(Data listing)
**********
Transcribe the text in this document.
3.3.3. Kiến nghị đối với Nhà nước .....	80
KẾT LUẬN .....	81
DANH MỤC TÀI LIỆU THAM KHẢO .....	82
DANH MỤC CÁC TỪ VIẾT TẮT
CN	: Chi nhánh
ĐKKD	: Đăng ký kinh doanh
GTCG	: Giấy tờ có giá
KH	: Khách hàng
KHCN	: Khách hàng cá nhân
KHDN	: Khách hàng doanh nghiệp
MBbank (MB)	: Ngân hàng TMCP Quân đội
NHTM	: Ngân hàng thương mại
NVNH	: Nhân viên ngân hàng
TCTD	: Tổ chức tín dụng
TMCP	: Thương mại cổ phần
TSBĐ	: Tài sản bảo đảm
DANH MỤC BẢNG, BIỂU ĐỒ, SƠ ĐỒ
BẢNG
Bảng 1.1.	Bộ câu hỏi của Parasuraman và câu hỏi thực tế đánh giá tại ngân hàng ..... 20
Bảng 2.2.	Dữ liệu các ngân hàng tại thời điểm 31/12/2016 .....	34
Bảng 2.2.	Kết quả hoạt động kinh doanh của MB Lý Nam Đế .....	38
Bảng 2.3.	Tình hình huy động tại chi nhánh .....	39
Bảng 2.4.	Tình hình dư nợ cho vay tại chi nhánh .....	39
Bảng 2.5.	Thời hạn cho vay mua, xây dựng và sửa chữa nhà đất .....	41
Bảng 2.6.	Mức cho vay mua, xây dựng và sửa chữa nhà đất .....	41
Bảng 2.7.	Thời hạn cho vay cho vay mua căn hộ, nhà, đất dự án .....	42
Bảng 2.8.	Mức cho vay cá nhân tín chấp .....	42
**********
**Required task:** Your task is to pick out every line with the string "kinh" and copy it.

**Complete output:**
ĐKKD	: Đăng ký kinh doanh
Bảng 2.2.	Kết quả hoạt động kinh doanh của MB Lý Nam Đế .....	38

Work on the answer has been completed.